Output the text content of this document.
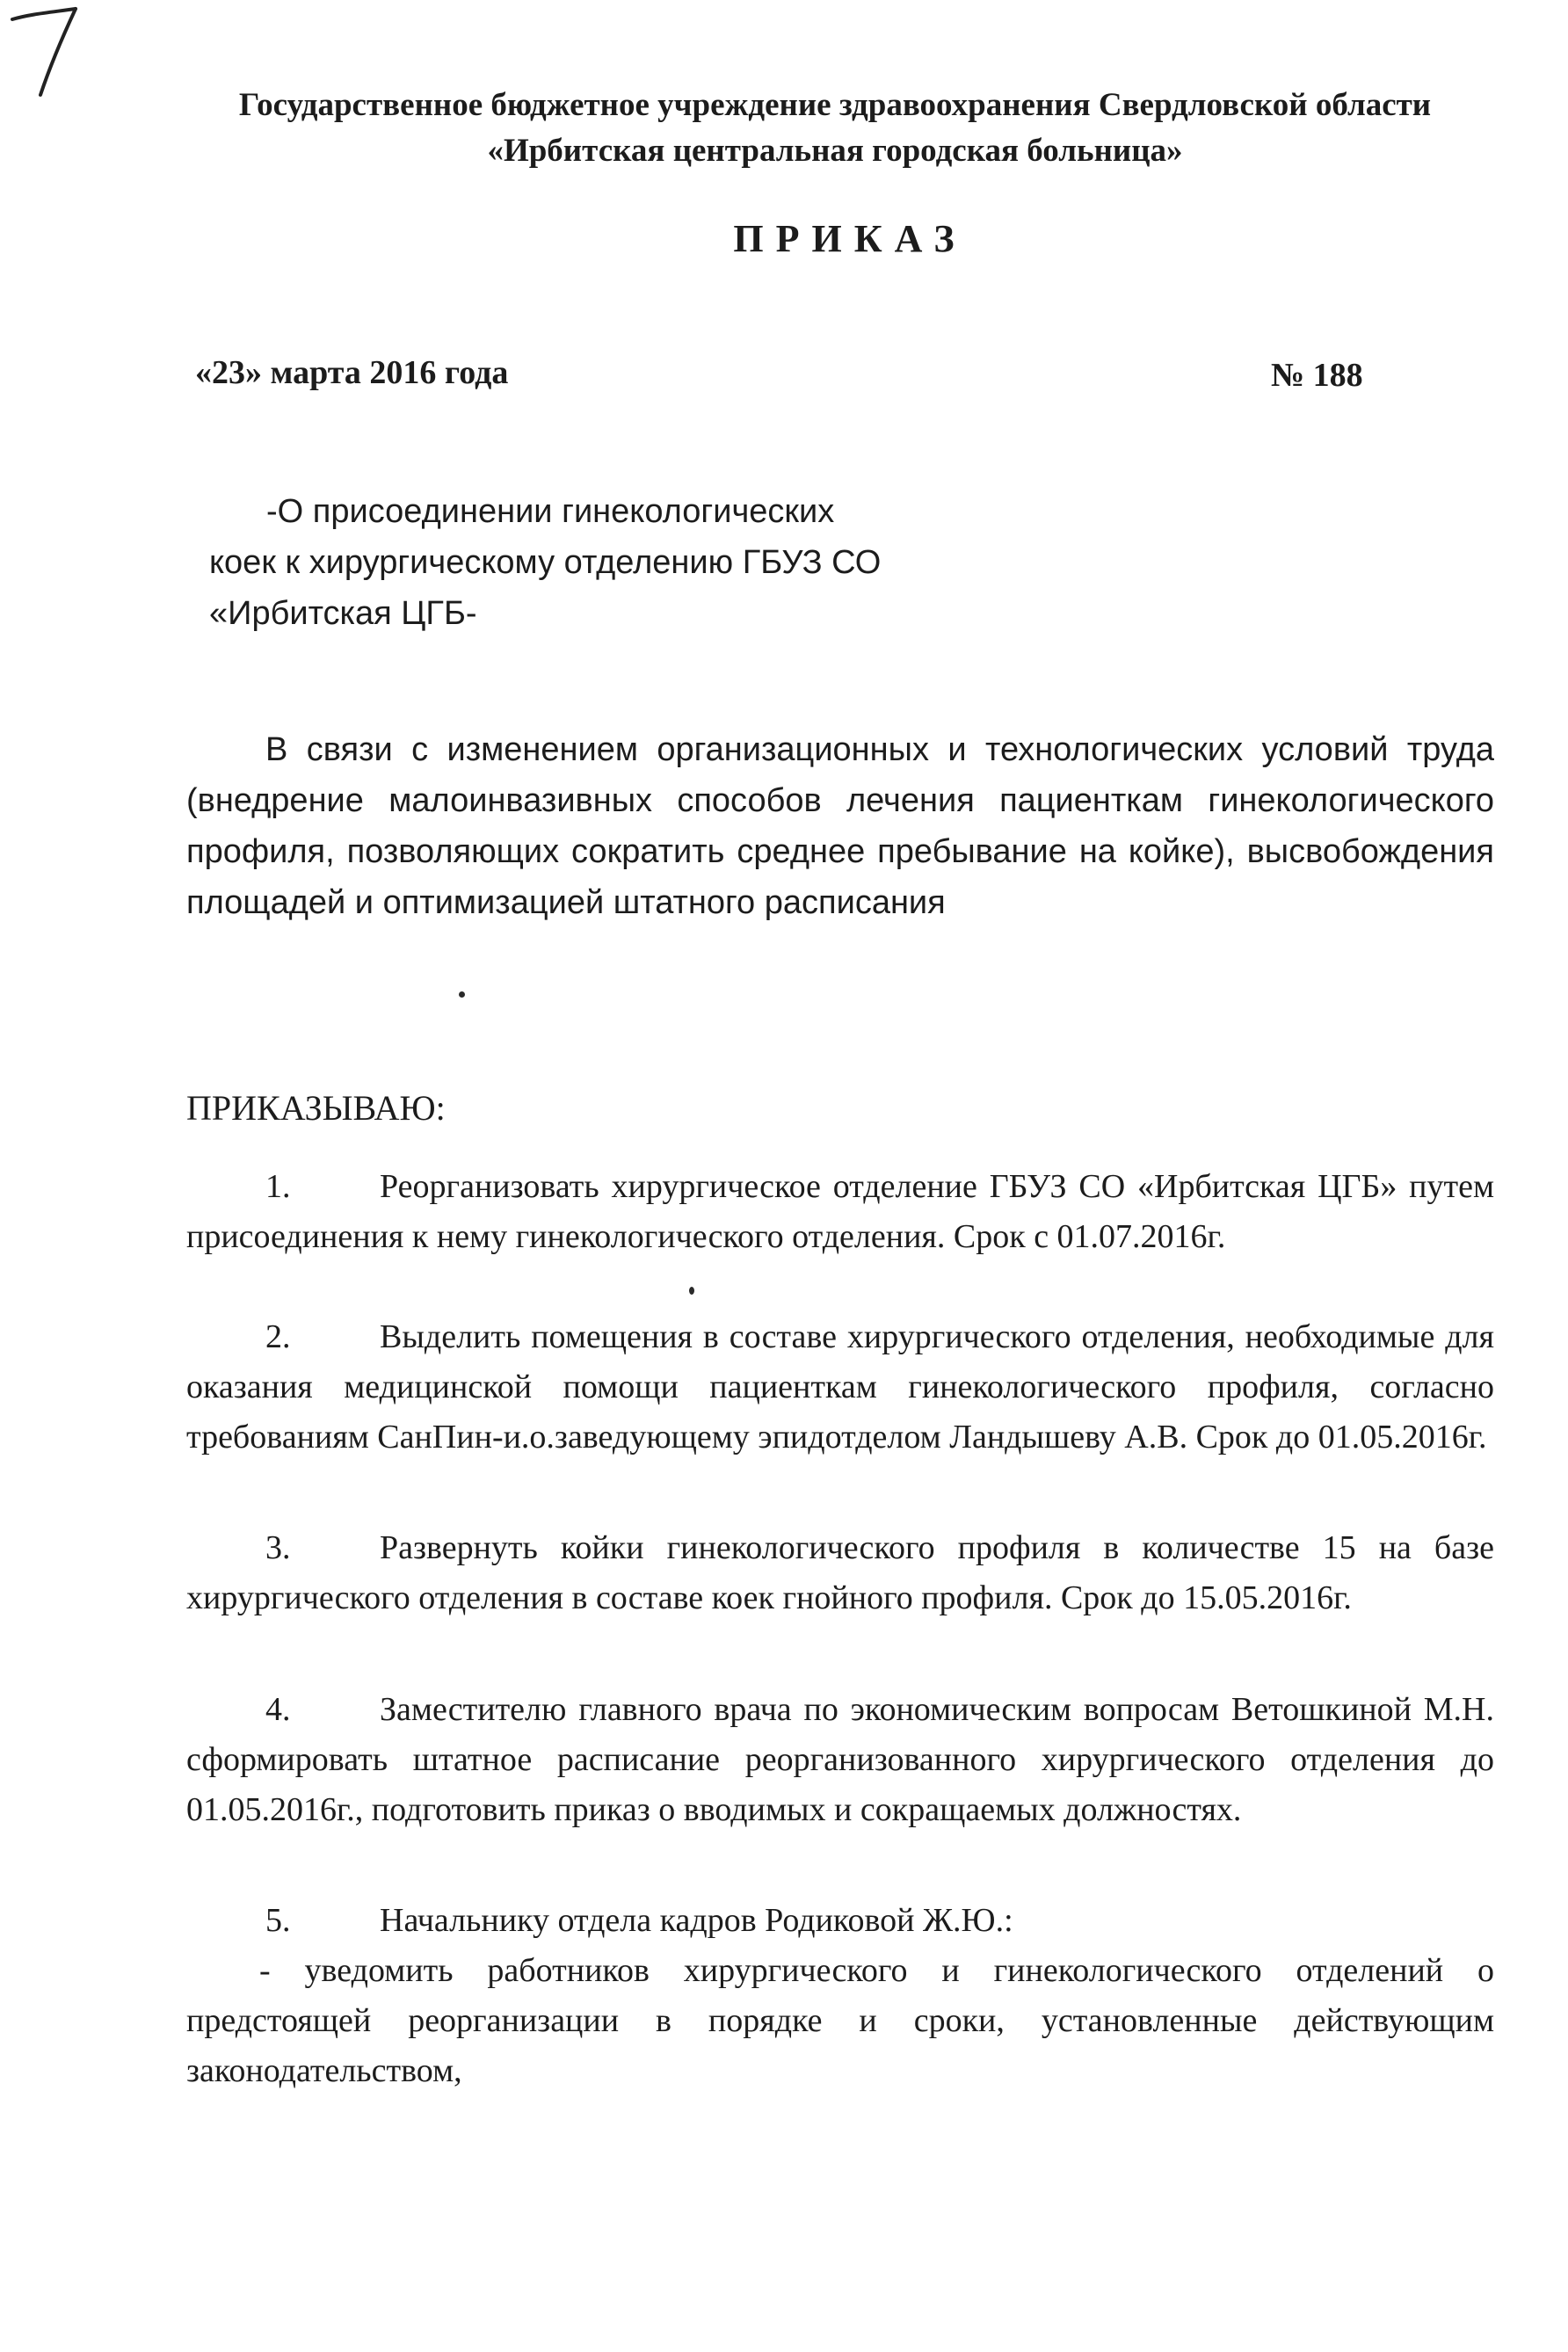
Государственное бюджетное учреждение здравоохранения Свердловской области
«Ирбитская центральная городская больница»
ПРИКАЗ
«23» марта 2016 года	№ 188
-О присоединении гинекологических
коек к хирургическому отделению ГБУЗ СО
«Ирбитская ЦГБ-
В связи с изменением организационных и технологических условий труда (внедрение малоинвазивных способов лечения пациенткам гинекологического профиля, позволяющих сократить среднее пребывание на койке), высвобождения площадей и оптимизацией штатного расписания
ПРИКАЗЫВАЮ:
1.	Реорганизовать хирургическое отделение ГБУЗ СО «Ирбитская ЦГБ» путем присоединения к нему гинекологического отделения. Срок с 01.07.2016г.
2.	Выделить помещения в составе хирургического отделения, необходимые для оказания медицинской помощи пациенткам гинекологического профиля, согласно требованиям СанПин-и.о.заведующему эпидотделом Ландышеву А.В. Срок до 01.05.2016г.
3.	Развернуть койки гинекологического профиля в количестве 15 на базе хирургического отделения в составе коек гнойного профиля. Срок до 15.05.2016г.
4.	Заместителю главного врача по экономическим вопросам Ветошкиной М.Н. сформировать штатное расписание реорганизованного хирургического отделения до 01.05.2016г., подготовить приказ о вводимых и сокращаемых должностях.
5.	Начальнику отдела кадров Родиковой Ж.Ю.:
- уведомить работников хирургического и гинекологического отделений о предстоящей реорганизации в порядке и сроки, установленные действующим законодательством,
* * * * *
EXERCISE DESCRIPTION
Leave out the pictures and output every record above precisely as given.

CORRECT ANSWER
Output the text content of this document.
Государственное бюджетное учреждение здравоохранения Свердловской области
«Ирбитская центральная городская больница»
ПРИКАЗ
«23» марта 2016 года	№ 188
-О присоединении гинекологических
коек к хирургическому отделению ГБУЗ СО
«Ирбитская ЦГБ-
В связи с изменением организационных и технологических условий труда (внедрение малоинвазивных способов лечения пациенткам гинекологического профиля, позволяющих сократить среднее пребывание на койке), высвобождения площадей и оптимизацией штатного расписания
ПРИКАЗЫВАЮ:
1.	Реорганизовать хирургическое отделение ГБУЗ СО «Ирбитская ЦГБ» путем присоединения к нему гинекологического отделения. Срок с 01.07.2016г.
2.	Выделить помещения в составе хирургического отделения, необходимые для оказания медицинской помощи пациенткам гинекологического профиля, согласно требованиям СанПин-и.о.заведующему эпидотделом Ландышеву А.В. Срок до 01.05.2016г.
3.	Развернуть койки гинекологического профиля в количестве 15 на базе хирургического отделения в составе коек гнойного профиля. Срок до 15.05.2016г.
4.	Заместителю главного врача по экономическим вопросам Ветошкиной М.Н. сформировать штатное расписание реорганизованного хирургического отделения до 01.05.2016г., подготовить приказ о вводимых и сокращаемых должностях.
5.	Начальнику отдела кадров Родиковой Ж.Ю.:
- уведомить работников хирургического и гинекологического отделений о предстоящей реорганизации в порядке и сроки, установленные действующим законодательством,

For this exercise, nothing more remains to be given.